**Given task**
Every entry must be copied word for word.

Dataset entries
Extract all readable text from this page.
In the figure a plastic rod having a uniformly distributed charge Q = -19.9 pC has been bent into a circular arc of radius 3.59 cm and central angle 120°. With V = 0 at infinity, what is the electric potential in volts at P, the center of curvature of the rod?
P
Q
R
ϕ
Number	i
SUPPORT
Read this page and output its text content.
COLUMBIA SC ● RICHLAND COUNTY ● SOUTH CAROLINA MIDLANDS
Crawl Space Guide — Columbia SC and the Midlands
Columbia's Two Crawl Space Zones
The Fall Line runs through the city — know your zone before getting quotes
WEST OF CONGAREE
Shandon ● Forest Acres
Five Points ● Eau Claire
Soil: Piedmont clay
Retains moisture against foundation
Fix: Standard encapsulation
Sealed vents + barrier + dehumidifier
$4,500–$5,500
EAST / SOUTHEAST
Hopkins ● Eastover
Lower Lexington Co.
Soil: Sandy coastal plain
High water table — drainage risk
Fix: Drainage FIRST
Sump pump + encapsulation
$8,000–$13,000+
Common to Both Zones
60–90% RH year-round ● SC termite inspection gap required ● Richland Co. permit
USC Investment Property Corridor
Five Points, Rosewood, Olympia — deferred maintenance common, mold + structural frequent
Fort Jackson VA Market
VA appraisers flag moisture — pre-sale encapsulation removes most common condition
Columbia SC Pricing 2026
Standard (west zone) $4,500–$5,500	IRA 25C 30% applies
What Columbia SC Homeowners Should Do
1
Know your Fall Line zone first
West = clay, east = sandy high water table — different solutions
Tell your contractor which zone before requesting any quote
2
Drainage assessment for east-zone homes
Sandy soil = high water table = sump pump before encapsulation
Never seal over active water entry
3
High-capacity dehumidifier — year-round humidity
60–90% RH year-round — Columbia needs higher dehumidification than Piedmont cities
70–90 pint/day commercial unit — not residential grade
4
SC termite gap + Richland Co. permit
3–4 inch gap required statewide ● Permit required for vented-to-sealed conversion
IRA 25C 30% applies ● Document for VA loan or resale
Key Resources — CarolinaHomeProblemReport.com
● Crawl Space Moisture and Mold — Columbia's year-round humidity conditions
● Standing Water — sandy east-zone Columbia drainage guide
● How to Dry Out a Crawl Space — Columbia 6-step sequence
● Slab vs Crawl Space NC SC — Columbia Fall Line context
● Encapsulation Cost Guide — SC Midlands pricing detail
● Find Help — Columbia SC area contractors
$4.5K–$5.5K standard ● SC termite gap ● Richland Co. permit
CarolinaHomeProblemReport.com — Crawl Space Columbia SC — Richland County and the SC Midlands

**Result of this task**
Extract all readable text from this page.
In the figure a plastic rod having a uniformly distributed charge Q = -19.9 pC has been bent into a circular arc of radius 3.59 cm and central angle 120°. With V = 0 at infinity, what is the electric potential in volts at P, the center of curvature of the rod?
P
Q
R
ϕ
Number	i
SUPPORT
Read this page and output its text content.
COLUMBIA SC ● RICHLAND COUNTY ● SOUTH CAROLINA MIDLANDS
Crawl Space Guide — Columbia SC and the Midlands
Columbia's Two Crawl Space Zones
The Fall Line runs through the city — know your zone before getting quotes
WEST OF CONGAREE
Shandon ● Forest Acres
Five Points ● Eau Claire
Soil: Piedmont clay
Retains moisture against foundation
Fix: Standard encapsulation
Sealed vents + barrier + dehumidifier
$4,500–$5,500
EAST / SOUTHEAST
Hopkins ● Eastover
Lower Lexington Co.
Soil: Sandy coastal plain
High water table — drainage risk
Fix: Drainage FIRST
Sump pump + encapsulation
$8,000–$13,000+
Common to Both Zones
60–90% RH year-round ● SC termite inspection gap required ● Richland Co. permit
USC Investment Property Corridor
Five Points, Rosewood, Olympia — deferred maintenance common, mold + structural frequent
Fort Jackson VA Market
VA appraisers flag moisture — pre-sale encapsulation removes most common condition
Columbia SC Pricing 2026
Standard (west zone) $4,500–$5,500	IRA 25C 30% applies
What Columbia SC Homeowners Should Do
1
Know your Fall Line zone first
West = clay, east = sandy high water table — different solutions
Tell your contractor which zone before requesting any quote
2
Drainage assessment for east-zone homes
Sandy soil = high water table = sump pump before encapsulation
Never seal over active water entry
3
High-capacity dehumidifier — year-round humidity
60–90% RH year-round — Columbia needs higher dehumidification than Piedmont cities
70–90 pint/day commercial unit — not residential grade
4
SC termite gap + Richland Co. permit
3–4 inch gap required statewide ● Permit required for vented-to-sealed conversion
IRA 25C 30% applies ● Document for VA loan or resale
Key Resources — CarolinaHomeProblemReport.com
● Crawl Space Moisture and Mold — Columbia's year-round humidity conditions
● Standing Water — sandy east-zone Columbia drainage guide
● How to Dry Out a Crawl Space — Columbia 6-step sequence
● Slab vs Crawl Space NC SC — Columbia Fall Line context
● Encapsulation Cost Guide — SC Midlands pricing detail
● Find Help — Columbia SC area contractors
$4.5K–$5.5K standard ● SC termite gap ● Richland Co. permit
CarolinaHomeProblemReport.com — Crawl Space Columbia SC — Richland County and the SC Midlands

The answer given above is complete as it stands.